Required tasks =
a) In the article on gender-affirming care at the Republican debate, how many states besides North Carolina does Human Rights Watch say have banned gender-affirming care for kids?
b) Reproduce the part of the article on gender-affirming care at the Republican debate that runs from "When the same" up to and including "in legal battles.".

Text passage =
##########

Two Republican presidential candidates, former Vice President Mike Pence and businessman Vivek Ramaswamy, vowed at Wednesday night’s debate in Simi Valley to ban gender-affirming care — and not just for trans kids, but also for adults.
None of the other five Republicans onstage criticized Pence and Ramaswamy’s proposals, which would amount to a major federal intervention in American adults’ ability to work with their doctors to decide what medical treatments are appropriate for themselves and their children.
The two candidates’ rhetoric is an indication of how far the Republican Party’s consensus on trans rights has moved in recent years. After the Supreme Court legalized same-sex marriage in 2015, much of the national conversation around LGBTQ+ rights shifted to focus on transgender rights.
In 2016, a debate took shape over the so-called “bathroom bill” in North Carolina, which required transgender people to use public bathrooms that matched the sex assigned to them at birth. The law was eventually repealed after widespread backlash.
But since then, social conservatives have whipped up outrage and concern about gender-affirming care for trans kids. In a 2021 Fox News poll, 62% of Republicans said they saw “overly accommodating” transgender policies in schools as a major problem.
When the same question was posed to voters in April, that number had climbed to 71% of Republicans — even as only 2% of Republicans identified “wokeness/transgender issues” as the most important issue facing the country. Less than 1% of Americans identify as transgender.
In the years since the repeal of the bathroom bill, North Carolina and 21 other states have banned gender-affirming care for kids, according to Human Rights Watch — and some states, such as Oklahoma, Texas and South Carolina, have considered banning it for transgender adults. Many of the laws are entangled in legal battles.
The discussion at Wednesday night’s debate was triggered by a question that moderator and FOX News host Dana Perino posed to Ramaswamy about whether parents should be notified if their kids change their gender identity at school.
“Students … have the ability to change their identity without parental notification,” Perino said, noting that fellow candidate Chris Christie, former governor of New Jersey, had vowed to pass a law “protecting parental rights.”
“Would you do the same?” she asked.
But rather than responding to the question, Ramaswamy took aim at transgender rights more broadly.
“I have to be very clear about this: transgenderism, especially in kids, is a mental health disorder,” he said, adding, “Parents have the right to know.”
“It is not compassionate to affirm a kid’s confusion. That is not compassion; that is cruelty,” Ramaswamy said, sharing an anecdote of two people who regretted getting double mastectomies and a hysterectomy. If he becomes president, he said, he will “ban genital mutilation or chemical castration.”
Although some transgender people opt for gender-affirming medical care, many never use medication or surgery to transition. Studies have shown that few choose to detransition, or reverse the process and go back to the sex they were assigned at birth.
Former Vice President Mike Pence doubled down on Ramaswamy’s proposal.
“We’re going to pass a federal ban on transgender chemical or surgical surgery anywhere in the country,” Pence said. “We’ve got to protect our kids from this radical gender ideology agenda.”

##########

The data =
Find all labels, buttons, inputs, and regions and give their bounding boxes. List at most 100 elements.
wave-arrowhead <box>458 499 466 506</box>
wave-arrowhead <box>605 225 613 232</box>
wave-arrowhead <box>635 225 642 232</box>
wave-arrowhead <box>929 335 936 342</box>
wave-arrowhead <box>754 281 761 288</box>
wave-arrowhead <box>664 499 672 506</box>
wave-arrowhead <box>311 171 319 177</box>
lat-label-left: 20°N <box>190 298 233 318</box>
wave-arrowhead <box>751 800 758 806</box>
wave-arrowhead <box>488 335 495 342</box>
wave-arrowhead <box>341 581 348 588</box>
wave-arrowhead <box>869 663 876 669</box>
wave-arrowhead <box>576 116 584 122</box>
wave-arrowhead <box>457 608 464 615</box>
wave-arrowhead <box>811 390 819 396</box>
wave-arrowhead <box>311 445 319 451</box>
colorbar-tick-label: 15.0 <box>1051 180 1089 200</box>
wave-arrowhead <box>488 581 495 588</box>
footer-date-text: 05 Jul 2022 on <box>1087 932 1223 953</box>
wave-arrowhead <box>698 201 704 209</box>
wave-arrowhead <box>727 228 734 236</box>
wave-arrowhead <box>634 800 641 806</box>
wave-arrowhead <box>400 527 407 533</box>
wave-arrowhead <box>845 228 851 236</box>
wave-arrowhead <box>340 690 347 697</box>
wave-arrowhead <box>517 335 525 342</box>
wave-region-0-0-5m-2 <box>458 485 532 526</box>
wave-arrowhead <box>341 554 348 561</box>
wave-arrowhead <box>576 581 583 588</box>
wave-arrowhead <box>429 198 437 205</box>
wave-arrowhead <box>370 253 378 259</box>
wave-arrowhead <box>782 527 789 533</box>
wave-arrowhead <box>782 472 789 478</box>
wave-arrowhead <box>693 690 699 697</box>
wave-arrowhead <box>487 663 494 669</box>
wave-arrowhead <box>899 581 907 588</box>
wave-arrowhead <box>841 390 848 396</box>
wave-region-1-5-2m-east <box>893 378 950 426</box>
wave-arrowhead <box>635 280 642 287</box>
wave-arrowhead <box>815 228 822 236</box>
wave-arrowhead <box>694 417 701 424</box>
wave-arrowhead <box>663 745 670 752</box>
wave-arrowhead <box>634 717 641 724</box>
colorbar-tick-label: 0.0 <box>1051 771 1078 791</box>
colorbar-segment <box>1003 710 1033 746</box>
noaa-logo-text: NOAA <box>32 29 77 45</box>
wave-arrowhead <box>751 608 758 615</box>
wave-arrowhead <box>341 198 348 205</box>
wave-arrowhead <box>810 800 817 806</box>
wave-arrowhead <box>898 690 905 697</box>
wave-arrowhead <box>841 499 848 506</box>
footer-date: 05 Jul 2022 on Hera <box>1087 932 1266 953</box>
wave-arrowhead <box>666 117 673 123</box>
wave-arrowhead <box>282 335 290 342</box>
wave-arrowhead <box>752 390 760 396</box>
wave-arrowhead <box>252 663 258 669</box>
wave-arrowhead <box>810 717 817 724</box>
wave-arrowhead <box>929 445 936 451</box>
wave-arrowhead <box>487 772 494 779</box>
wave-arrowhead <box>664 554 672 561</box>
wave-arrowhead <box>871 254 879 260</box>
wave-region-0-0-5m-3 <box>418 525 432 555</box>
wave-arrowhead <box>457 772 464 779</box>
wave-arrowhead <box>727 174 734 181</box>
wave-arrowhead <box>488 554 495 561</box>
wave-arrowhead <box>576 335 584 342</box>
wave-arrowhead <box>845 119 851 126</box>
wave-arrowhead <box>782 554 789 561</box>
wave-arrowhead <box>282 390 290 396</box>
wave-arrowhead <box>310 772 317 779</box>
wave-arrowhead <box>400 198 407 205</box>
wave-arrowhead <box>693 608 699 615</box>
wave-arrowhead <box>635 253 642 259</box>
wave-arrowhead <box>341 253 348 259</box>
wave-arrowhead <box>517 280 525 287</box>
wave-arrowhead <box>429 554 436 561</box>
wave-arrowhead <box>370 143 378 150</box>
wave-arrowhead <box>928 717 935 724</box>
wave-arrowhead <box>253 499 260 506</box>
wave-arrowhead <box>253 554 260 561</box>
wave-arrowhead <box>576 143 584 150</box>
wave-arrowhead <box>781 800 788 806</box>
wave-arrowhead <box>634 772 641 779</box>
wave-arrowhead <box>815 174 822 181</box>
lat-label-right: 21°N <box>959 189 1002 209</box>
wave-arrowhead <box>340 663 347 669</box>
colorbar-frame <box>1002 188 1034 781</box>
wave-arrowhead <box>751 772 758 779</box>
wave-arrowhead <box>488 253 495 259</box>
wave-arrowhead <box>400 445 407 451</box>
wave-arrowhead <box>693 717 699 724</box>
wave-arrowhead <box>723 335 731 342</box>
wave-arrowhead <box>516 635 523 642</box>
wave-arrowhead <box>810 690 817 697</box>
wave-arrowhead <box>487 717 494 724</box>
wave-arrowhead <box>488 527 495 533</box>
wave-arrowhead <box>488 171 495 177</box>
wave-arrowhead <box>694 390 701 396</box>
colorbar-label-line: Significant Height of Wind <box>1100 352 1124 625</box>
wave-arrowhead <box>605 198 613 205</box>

##########

Results of the tasks =
a) 21 other states

b)
When the same question was posed to voters in April, that number had climbed to 71% of Republicans — even as only 2% of Republicans identified “wokeness/transgender issues” as the most important issue facing the country. Less than 1% of Americans identify as transgender.
In the years since the repeal of the bathroom bill, North Carolina and 21 other states have banned gender-affirming care for kids, according to Human Rights Watch — and some states, such as Oklahoma, Texas and South Carolina, have considered banning it for transgender adults. Many of the laws are entangled in legal battles.